* [What you need to do] Write out the records again, exactly, leaving none out.

* [Records to process]
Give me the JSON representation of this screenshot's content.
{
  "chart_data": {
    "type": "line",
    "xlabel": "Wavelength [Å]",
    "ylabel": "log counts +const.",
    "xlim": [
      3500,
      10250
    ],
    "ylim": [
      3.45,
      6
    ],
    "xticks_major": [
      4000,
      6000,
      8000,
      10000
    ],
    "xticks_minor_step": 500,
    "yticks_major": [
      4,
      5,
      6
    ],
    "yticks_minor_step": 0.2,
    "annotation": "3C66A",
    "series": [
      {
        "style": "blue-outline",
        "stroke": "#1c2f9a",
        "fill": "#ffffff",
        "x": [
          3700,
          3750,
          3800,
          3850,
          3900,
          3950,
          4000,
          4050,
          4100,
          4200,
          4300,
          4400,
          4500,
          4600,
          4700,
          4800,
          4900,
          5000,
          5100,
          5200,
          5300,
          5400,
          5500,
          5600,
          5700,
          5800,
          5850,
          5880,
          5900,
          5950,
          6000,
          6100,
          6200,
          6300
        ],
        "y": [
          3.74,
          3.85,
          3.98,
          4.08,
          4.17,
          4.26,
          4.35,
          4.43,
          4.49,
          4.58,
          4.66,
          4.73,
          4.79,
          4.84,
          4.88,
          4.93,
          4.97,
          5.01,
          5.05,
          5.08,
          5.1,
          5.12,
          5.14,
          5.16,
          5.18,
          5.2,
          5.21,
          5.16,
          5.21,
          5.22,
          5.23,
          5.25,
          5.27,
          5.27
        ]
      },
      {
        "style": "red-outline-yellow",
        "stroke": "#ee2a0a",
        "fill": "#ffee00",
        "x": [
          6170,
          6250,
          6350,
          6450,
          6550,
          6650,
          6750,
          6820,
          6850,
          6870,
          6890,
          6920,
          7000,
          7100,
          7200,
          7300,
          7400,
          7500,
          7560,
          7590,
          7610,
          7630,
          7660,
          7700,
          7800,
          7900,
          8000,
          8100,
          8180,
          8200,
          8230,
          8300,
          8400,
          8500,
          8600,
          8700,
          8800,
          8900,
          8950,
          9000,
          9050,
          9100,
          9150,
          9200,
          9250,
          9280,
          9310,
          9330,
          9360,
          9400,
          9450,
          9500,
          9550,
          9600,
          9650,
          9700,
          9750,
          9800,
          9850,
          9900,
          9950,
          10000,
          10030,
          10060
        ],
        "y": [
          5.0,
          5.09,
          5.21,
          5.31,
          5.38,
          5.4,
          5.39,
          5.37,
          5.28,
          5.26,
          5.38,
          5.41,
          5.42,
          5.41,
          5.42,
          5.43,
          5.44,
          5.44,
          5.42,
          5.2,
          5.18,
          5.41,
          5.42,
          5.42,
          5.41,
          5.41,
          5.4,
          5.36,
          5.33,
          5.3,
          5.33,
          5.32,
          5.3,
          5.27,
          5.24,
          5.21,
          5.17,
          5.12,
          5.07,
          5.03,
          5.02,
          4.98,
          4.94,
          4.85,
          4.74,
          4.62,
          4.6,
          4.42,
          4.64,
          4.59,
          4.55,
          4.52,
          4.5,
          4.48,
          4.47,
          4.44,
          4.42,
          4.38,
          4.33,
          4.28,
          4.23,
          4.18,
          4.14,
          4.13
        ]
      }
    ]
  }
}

* [Output of the task]
Give me the JSON representation of this screenshot's content.
{
  "chart_data": {
    "type": "line",
    "xlabel": "Wavelength [Å]",
    "ylabel": "log counts +const.",
    "xlim": [
      3500,
      10250
    ],
    "ylim": [
      3.45,
      6
    ],
    "xticks_major": [
      4000,
      6000,
      8000,
      10000
    ],
    "xticks_minor_step": 500,
    "yticks_major": [
      4,
      5,
      6
    ],
    "yticks_minor_step": 0.2,
    "annotation": "3C66A",
    "series": [
      {
        "style": "blue-outline",
        "stroke": "#1c2f9a",
        "fill": "#ffffff",
        "x": [
          3700,
          3750,
          3800,
          3850,
          3900,
          3950,
          4000,
          4050,
          4100,
          4200,
          4300,
          4400,
          4500,
          4600,
          4700,
          4800,
          4900,
          5000,
          5100,
          5200,
          5300,
          5400,
          5500,
          5600,
          5700,
          5800,
          5850,
          5880,
          5900,
          5950,
          6000,
          6100,
          6200,
          6300
        ],
        "y": [
          3.74,
          3.85,
          3.98,
          4.08,
          4.17,
          4.26,
          4.35,
          4.43,
          4.49,
          4.58,
          4.66,
          4.73,
          4.79,
          4.84,
          4.88,
          4.93,
          4.97,
          5.01,
          5.05,
          5.08,
          5.1,
          5.12,
          5.14,
          5.16,
          5.18,
          5.2,
          5.21,
          5.16,
          5.21,
          5.22,
          5.23,
          5.25,
          5.27,
          5.27
        ]
      },
      {
        "style": "red-outline-yellow",
        "stroke": "#ee2a0a",
        "fill": "#ffee00",
        "x": [
          6170,
          6250,
          6350,
          6450,
          6550,
          6650,
          6750,
          6820,
          6850,
          6870,
          6890,
          6920,
          7000,
          7100,
          7200,
          7300,
          7400,
          7500,
          7560,
          7590,
          7610,
          7630,
          7660,
          7700,
          7800,
          7900,
          8000,
          8100,
          8180,
          8200,
          8230,
          8300,
          8400,
          8500,
          8600,
          8700,
          8800,
          8900,
          8950,
          9000,
          9050,
          9100,
          9150,
          9200,
          9250,
          9280,
          9310,
          9330,
          9360,
          9400,
          9450,
          9500,
          9550,
          9600,
          9650,
          9700,
          9750,
          9800,
          9850,
          9900,
          9950,
          10000,
          10030,
          10060
        ],
        "y": [
          5.0,
          5.09,
          5.21,
          5.31,
          5.38,
          5.4,
          5.39,
          5.37,
          5.28,
          5.26,
          5.38,
          5.41,
          5.42,
          5.41,
          5.42,
          5.43,
          5.44,
          5.44,
          5.42,
          5.2,
          5.18,
          5.41,
          5.42,
          5.42,
          5.41,
          5.41,
          5.4,
          5.36,
          5.33,
          5.3,
          5.33,
          5.32,
          5.3,
          5.27,
          5.24,
          5.21,
          5.17,
          5.12,
          5.07,
          5.03,
          5.02,
          4.98,
          4.94,
          4.85,
          4.74,
          4.62,
          4.6,
          4.42,
          4.64,
          4.59,
          4.55,
          4.52,
          4.5,
          4.48,
          4.47,
          4.44,
          4.42,
          4.38,
          4.33,
          4.28,
          4.23,
          4.18,
          4.14,
          4.13
        ]
      }
    ]
  }
}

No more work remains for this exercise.